#### [Exercise directions]
Search the listing below for the string "introduces" and copy every line where it occurs.

#### [Given data]
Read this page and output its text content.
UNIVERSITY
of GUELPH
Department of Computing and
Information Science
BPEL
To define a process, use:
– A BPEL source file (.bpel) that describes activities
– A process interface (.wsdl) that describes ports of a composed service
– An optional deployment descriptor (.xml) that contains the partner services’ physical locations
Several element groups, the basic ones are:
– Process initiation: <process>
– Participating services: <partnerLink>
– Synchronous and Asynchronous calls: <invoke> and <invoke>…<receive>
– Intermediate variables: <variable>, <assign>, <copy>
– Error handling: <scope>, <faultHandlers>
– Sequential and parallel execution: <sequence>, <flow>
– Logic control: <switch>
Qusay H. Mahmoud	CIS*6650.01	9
---
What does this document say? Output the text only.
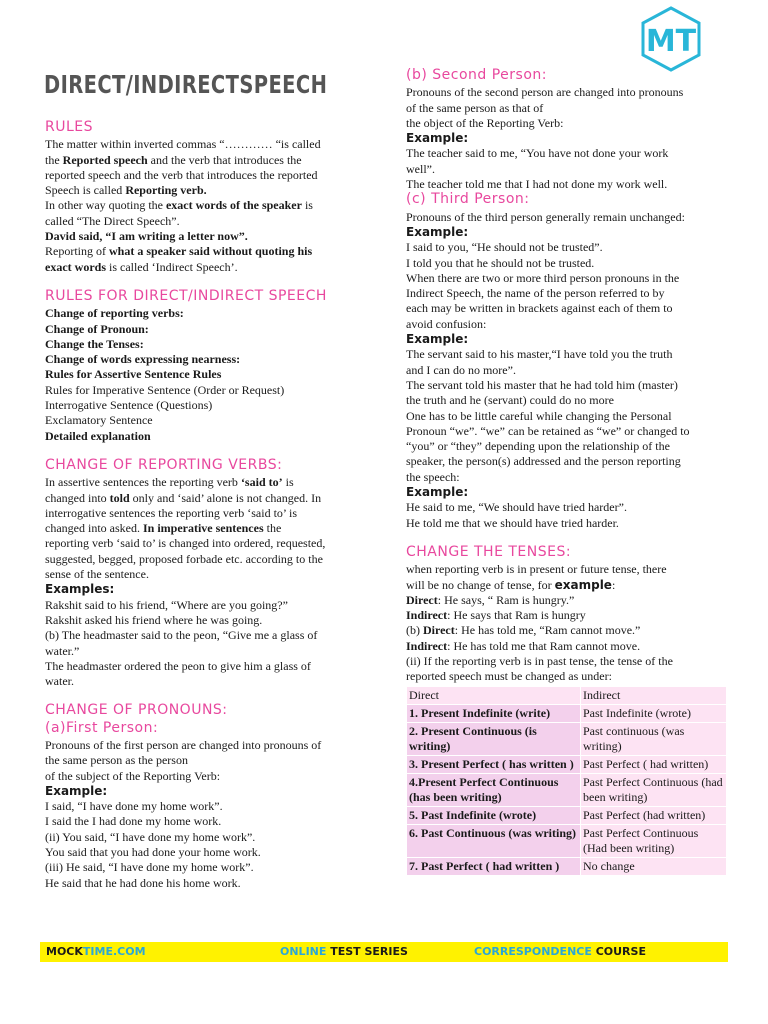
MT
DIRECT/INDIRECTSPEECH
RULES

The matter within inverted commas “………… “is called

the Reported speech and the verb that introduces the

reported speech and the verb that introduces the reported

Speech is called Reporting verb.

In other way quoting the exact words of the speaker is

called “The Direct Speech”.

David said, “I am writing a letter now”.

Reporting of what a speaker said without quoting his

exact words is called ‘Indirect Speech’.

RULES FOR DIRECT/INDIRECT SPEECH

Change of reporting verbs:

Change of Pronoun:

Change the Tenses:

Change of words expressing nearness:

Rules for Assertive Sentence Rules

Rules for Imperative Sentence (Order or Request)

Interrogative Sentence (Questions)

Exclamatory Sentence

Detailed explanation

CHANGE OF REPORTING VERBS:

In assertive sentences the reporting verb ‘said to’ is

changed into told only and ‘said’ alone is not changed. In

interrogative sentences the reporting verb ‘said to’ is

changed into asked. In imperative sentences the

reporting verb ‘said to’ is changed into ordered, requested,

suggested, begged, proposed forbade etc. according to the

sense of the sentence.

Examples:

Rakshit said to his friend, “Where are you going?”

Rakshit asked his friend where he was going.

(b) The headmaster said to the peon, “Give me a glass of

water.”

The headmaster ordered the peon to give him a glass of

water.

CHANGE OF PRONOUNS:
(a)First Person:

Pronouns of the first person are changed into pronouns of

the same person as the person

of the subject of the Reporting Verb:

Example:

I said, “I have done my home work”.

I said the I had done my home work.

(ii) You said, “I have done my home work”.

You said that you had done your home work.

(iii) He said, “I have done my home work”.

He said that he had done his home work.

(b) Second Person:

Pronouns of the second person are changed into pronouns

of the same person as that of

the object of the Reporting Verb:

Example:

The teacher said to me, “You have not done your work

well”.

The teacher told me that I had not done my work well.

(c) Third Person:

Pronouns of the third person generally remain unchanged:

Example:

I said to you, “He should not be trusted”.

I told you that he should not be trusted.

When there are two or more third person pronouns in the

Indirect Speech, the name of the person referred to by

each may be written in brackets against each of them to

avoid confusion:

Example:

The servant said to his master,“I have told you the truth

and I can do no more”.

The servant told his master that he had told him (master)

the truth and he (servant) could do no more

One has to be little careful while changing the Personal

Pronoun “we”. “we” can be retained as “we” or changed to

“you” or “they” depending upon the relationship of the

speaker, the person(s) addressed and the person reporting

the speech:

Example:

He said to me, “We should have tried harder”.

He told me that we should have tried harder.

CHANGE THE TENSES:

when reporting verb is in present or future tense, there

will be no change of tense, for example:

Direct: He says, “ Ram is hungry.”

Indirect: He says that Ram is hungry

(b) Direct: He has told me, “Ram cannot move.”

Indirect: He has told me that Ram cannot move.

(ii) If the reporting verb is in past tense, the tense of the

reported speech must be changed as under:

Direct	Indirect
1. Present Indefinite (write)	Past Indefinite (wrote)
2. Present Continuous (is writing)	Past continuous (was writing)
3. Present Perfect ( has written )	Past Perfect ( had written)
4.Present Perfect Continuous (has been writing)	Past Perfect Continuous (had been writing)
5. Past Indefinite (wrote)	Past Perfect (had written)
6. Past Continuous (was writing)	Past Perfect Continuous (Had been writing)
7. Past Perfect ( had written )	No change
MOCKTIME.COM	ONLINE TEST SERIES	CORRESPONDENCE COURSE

#### [Solution to this problem]
the Reported speech and the verb that introduces the
reported speech and the verb that introduces the reported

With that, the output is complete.